-- START Materials provided --

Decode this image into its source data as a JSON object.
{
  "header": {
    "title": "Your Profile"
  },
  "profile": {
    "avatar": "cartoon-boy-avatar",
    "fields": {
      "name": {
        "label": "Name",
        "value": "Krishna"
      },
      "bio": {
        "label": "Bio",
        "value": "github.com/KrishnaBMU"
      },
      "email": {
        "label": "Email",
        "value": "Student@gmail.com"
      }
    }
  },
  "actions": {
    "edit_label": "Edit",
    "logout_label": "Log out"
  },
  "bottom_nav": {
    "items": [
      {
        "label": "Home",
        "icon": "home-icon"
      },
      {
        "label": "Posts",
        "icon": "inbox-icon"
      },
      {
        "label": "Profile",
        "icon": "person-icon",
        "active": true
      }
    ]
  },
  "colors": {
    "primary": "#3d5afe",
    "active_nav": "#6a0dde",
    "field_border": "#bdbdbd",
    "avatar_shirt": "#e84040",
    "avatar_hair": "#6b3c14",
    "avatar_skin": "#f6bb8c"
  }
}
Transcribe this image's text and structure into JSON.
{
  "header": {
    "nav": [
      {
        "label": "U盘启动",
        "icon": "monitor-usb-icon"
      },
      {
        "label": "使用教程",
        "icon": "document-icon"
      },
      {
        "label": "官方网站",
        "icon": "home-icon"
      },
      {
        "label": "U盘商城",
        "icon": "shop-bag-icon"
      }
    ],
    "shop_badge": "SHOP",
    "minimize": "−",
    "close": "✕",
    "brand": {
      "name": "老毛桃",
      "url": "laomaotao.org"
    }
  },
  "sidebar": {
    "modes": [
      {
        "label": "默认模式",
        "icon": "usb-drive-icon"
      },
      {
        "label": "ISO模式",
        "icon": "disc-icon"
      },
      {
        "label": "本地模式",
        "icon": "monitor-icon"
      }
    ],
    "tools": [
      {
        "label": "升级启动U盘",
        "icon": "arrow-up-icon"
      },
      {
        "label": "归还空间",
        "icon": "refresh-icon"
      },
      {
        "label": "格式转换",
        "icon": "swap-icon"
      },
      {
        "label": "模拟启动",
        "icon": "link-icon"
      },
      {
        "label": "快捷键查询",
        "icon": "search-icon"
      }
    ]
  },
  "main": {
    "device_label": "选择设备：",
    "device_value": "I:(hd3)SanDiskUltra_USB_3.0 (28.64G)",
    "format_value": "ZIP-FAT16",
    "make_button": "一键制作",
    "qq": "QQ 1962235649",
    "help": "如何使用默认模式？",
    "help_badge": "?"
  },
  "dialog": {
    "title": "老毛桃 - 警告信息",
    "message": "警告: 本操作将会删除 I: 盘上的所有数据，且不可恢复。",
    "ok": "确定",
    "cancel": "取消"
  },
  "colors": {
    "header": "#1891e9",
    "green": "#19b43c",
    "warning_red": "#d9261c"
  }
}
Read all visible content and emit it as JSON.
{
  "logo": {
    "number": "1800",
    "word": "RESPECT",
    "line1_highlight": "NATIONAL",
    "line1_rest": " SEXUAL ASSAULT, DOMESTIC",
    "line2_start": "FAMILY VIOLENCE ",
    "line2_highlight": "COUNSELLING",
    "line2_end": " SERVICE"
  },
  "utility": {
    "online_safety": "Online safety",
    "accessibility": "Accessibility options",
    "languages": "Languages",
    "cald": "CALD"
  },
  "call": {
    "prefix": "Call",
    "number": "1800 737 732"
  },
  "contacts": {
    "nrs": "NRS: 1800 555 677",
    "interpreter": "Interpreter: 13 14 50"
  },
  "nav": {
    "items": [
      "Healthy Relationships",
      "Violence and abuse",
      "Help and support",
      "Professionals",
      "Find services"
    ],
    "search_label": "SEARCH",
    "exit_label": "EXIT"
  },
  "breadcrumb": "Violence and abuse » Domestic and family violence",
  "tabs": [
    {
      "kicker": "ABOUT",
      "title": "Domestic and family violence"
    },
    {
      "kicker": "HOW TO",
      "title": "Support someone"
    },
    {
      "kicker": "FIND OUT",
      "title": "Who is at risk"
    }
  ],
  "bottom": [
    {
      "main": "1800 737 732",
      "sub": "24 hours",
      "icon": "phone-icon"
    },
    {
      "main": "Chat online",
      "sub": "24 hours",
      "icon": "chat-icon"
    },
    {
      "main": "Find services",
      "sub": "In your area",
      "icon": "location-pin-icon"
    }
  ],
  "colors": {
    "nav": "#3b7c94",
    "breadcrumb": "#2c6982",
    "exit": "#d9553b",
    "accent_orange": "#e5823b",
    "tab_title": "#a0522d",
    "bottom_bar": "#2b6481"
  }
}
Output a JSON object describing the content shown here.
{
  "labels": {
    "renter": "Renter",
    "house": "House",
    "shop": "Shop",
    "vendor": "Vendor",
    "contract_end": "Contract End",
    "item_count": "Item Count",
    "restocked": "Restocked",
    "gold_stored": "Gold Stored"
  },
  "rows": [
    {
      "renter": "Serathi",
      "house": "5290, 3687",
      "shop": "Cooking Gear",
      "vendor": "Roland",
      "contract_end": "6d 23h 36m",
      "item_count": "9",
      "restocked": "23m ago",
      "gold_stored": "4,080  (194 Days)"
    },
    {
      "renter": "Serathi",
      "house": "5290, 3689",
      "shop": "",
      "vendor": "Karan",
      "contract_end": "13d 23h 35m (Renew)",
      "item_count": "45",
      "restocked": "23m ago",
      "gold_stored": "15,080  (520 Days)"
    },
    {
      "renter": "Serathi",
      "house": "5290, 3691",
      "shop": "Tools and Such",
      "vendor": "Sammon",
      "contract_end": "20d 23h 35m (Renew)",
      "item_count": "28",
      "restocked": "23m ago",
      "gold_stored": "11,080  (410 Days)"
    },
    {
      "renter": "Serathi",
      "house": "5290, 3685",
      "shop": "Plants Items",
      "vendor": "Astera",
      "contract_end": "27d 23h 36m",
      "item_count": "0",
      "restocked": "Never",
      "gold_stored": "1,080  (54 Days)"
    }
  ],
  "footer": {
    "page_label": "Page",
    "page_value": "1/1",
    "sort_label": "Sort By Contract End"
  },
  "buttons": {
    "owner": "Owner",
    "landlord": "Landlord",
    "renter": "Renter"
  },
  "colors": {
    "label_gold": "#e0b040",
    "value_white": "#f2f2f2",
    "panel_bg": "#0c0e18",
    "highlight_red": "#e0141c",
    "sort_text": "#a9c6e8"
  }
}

-- END Materials provided --

The problem
Single out each line of the records above with the string "into" in it, and copy it.

Output
Decode this image into its source data as a JSON object.
Transcribe this image's text and structure into JSON.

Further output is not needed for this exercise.